> **Material for this exercise**:

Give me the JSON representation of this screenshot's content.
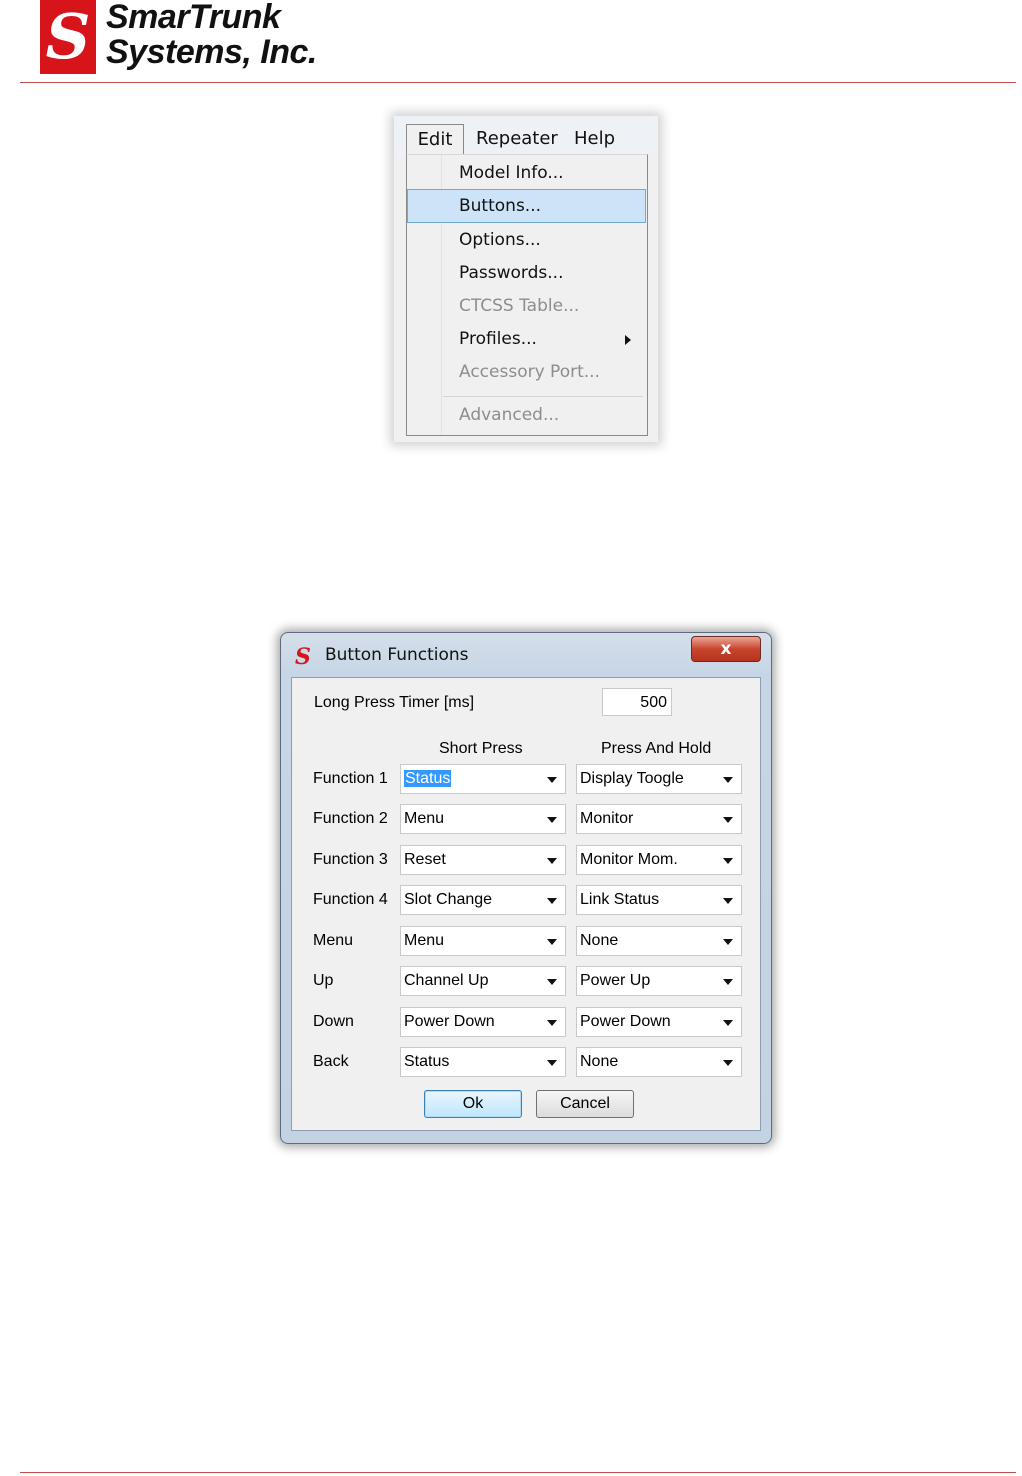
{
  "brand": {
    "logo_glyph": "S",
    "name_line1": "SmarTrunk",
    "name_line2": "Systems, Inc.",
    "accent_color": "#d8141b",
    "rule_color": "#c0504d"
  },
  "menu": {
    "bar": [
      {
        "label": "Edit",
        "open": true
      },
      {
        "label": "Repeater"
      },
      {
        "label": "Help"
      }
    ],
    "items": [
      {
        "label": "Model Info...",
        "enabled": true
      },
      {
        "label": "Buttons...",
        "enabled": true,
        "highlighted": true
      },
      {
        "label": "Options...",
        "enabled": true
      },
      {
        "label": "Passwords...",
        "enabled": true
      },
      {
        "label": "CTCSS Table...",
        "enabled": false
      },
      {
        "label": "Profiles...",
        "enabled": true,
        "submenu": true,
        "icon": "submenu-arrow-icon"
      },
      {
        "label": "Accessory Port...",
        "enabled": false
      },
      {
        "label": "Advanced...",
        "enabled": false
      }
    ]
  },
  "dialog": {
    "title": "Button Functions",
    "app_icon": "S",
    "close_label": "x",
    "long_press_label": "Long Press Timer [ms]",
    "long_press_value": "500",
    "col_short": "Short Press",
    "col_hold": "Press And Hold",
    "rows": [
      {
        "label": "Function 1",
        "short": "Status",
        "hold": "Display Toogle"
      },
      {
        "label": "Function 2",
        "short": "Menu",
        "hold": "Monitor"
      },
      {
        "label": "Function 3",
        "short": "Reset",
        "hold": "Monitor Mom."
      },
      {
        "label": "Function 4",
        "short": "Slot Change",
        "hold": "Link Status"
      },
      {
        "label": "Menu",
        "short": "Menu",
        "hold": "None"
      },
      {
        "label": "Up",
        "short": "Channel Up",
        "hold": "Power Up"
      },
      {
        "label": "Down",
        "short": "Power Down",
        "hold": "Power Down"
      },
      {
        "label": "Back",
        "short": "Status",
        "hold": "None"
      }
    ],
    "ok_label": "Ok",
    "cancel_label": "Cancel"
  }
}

> **Exercise directions**:
Without including any pictures, output all the entries above exactly.

> **Task answer**:
Give me the JSON representation of this screenshot's content.
{
  "brand": {
    "logo_glyph": "S",
    "name_line1": "SmarTrunk",
    "name_line2": "Systems, Inc.",
    "accent_color": "#d8141b",
    "rule_color": "#c0504d"
  },
  "menu": {
    "bar": [
      {
        "label": "Edit",
        "open": true
      },
      {
        "label": "Repeater"
      },
      {
        "label": "Help"
      }
    ],
    "items": [
      {
        "label": "Model Info...",
        "enabled": true
      },
      {
        "label": "Buttons...",
        "enabled": true,
        "highlighted": true
      },
      {
        "label": "Options...",
        "enabled": true
      },
      {
        "label": "Passwords...",
        "enabled": true
      },
      {
        "label": "CTCSS Table...",
        "enabled": false
      },
      {
        "label": "Profiles...",
        "enabled": true,
        "submenu": true,
        "icon": "submenu-arrow-icon"
      },
      {
        "label": "Accessory Port...",
        "enabled": false
      },
      {
        "label": "Advanced...",
        "enabled": false
      }
    ]
  },
  "dialog": {
    "title": "Button Functions",
    "app_icon": "S",
    "close_label": "x",
    "long_press_label": "Long Press Timer [ms]",
    "long_press_value": "500",
    "col_short": "Short Press",
    "col_hold": "Press And Hold",
    "rows": [
      {
        "label": "Function 1",
        "short": "Status",
        "hold": "Display Toogle"
      },
      {
        "label": "Function 2",
        "short": "Menu",
        "hold": "Monitor"
      },
      {
        "label": "Function 3",
        "short": "Reset",
        "hold": "Monitor Mom."
      },
      {
        "label": "Function 4",
        "short": "Slot Change",
        "hold": "Link Status"
      },
      {
        "label": "Menu",
        "short": "Menu",
        "hold": "None"
      },
      {
        "label": "Up",
        "short": "Channel Up",
        "hold": "Power Up"
      },
      {
        "label": "Down",
        "short": "Power Down",
        "hold": "Power Down"
      },
      {
        "label": "Back",
        "short": "Status",
        "hold": "None"
      }
    ],
    "ok_label": "Ok",
    "cancel_label": "Cancel"
  }
}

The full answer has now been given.